■ **Directions**: Reproduce all records exactly.

■ **Task material**:
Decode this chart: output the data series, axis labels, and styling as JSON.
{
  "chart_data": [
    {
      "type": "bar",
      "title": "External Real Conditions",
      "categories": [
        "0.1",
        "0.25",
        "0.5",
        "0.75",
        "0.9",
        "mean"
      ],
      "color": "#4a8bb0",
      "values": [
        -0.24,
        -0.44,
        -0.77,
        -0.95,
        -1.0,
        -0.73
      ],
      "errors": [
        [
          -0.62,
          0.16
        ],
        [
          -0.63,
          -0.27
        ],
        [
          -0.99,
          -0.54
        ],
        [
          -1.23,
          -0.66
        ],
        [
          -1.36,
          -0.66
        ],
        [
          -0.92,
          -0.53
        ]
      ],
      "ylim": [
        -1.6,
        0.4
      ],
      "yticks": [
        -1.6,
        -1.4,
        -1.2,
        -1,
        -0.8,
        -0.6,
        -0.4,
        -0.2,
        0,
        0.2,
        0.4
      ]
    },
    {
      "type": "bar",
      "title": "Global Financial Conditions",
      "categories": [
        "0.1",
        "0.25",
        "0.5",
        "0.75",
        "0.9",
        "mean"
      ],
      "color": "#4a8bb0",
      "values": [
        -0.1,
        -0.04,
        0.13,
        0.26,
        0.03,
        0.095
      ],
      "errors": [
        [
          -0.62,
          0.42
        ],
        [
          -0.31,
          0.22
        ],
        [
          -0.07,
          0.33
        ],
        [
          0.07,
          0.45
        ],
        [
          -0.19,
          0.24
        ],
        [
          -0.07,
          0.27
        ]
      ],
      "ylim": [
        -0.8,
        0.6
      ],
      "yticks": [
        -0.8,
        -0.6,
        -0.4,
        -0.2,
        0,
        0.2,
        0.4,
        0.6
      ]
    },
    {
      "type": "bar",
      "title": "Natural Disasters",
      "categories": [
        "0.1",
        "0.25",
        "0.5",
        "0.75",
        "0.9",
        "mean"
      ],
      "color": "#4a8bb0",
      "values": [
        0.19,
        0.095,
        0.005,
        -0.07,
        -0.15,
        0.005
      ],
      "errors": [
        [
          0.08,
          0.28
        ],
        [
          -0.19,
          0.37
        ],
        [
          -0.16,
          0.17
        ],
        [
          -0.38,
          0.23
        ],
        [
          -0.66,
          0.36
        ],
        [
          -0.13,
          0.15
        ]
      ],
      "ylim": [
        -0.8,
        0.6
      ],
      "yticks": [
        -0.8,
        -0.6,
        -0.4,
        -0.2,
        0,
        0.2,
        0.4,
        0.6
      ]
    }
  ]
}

■ **Complete output**:
Decode this chart: output the data series, axis labels, and styling as JSON.
{
  "chart_data": [
    {
      "type": "bar",
      "title": "External Real Conditions",
      "categories": [
        "0.1",
        "0.25",
        "0.5",
        "0.75",
        "0.9",
        "mean"
      ],
      "color": "#4a8bb0",
      "values": [
        -0.24,
        -0.44,
        -0.77,
        -0.95,
        -1.0,
        -0.73
      ],
      "errors": [
        [
          -0.62,
          0.16
        ],
        [
          -0.63,
          -0.27
        ],
        [
          -0.99,
          -0.54
        ],
        [
          -1.23,
          -0.66
        ],
        [
          -1.36,
          -0.66
        ],
        [
          -0.92,
          -0.53
        ]
      ],
      "ylim": [
        -1.6,
        0.4
      ],
      "yticks": [
        -1.6,
        -1.4,
        -1.2,
        -1,
        -0.8,
        -0.6,
        -0.4,
        -0.2,
        0,
        0.2,
        0.4
      ]
    },
    {
      "type": "bar",
      "title": "Global Financial Conditions",
      "categories": [
        "0.1",
        "0.25",
        "0.5",
        "0.75",
        "0.9",
        "mean"
      ],
      "color": "#4a8bb0",
      "values": [
        -0.1,
        -0.04,
        0.13,
        0.26,
        0.03,
        0.095
      ],
      "errors": [
        [
          -0.62,
          0.42
        ],
        [
          -0.31,
          0.22
        ],
        [
          -0.07,
          0.33
        ],
        [
          0.07,
          0.45
        ],
        [
          -0.19,
          0.24
        ],
        [
          -0.07,
          0.27
        ]
      ],
      "ylim": [
        -0.8,
        0.6
      ],
      "yticks": [
        -0.8,
        -0.6,
        -0.4,
        -0.2,
        0,
        0.2,
        0.4,
        0.6
      ]
    },
    {
      "type": "bar",
      "title": "Natural Disasters",
      "categories": [
        "0.1",
        "0.25",
        "0.5",
        "0.75",
        "0.9",
        "mean"
      ],
      "color": "#4a8bb0",
      "values": [
        0.19,
        0.095,
        0.005,
        -0.07,
        -0.15,
        0.005
      ],
      "errors": [
        [
          0.08,
          0.28
        ],
        [
          -0.19,
          0.37
        ],
        [
          -0.16,
          0.17
        ],
        [
          -0.38,
          0.23
        ],
        [
          -0.66,
          0.36
        ],
        [
          -0.13,
          0.15
        ]
      ],
      "ylim": [
        -0.8,
        0.6
      ],
      "yticks": [
        -0.8,
        -0.6,
        -0.4,
        -0.2,
        0,
        0.2,
        0.4,
        0.6
      ]
    }
  ]
}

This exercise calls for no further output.